Copy out each line below that has the word "положить" in it.

start EXTRACTED DATA

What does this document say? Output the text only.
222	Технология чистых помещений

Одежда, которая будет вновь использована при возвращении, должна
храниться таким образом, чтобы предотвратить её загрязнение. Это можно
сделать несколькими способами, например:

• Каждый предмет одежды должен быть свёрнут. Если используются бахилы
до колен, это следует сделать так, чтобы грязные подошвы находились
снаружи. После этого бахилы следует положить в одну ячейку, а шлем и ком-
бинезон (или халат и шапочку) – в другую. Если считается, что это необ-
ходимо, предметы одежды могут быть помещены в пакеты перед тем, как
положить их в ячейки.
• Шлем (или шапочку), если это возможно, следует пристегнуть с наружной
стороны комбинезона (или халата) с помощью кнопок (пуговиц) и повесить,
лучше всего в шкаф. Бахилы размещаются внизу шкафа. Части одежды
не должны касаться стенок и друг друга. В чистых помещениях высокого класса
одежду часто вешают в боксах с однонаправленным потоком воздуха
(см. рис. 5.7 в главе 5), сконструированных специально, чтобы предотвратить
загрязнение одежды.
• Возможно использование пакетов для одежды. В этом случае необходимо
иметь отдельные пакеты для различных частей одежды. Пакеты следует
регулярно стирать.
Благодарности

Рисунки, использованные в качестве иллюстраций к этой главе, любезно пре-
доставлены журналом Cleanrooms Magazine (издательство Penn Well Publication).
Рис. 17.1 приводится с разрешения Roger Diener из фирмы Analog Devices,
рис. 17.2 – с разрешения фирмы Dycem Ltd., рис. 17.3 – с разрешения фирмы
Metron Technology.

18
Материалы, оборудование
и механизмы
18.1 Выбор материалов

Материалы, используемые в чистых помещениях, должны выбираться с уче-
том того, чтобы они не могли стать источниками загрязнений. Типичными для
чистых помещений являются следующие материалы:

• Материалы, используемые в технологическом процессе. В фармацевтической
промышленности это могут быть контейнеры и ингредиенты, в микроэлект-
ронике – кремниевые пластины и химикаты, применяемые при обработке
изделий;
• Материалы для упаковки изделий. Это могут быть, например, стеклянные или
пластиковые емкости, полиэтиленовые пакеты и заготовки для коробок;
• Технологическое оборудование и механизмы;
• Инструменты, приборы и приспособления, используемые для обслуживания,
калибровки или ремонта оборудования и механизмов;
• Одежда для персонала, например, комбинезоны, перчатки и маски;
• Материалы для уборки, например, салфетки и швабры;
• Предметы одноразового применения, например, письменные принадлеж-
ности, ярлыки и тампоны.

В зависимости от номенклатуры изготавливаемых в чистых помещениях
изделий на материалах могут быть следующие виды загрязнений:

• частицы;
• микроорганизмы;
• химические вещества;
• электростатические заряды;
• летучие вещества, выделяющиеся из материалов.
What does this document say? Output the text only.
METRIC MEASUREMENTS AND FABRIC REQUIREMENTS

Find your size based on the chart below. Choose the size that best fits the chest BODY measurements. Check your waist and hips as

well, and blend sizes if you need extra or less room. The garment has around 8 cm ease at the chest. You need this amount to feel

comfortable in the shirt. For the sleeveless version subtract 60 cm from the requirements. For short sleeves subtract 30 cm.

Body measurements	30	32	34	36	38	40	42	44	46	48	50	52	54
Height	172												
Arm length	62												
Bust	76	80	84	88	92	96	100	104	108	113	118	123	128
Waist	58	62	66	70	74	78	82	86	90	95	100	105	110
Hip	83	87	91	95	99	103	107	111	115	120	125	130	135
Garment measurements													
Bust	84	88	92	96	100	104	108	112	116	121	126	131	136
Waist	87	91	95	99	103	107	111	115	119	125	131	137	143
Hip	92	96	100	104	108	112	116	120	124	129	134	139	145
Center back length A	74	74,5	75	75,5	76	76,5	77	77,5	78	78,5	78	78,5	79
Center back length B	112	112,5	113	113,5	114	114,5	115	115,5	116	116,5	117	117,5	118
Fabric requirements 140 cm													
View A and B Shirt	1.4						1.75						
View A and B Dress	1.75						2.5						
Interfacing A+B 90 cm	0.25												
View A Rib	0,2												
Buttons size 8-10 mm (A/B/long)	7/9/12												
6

end EXTRACTED DATA

## OUTPUT FOR THIS TASK
снаружи. После этого бахилы следует положить в одну ячейку, а шлем и ком-
положить их в ячейки.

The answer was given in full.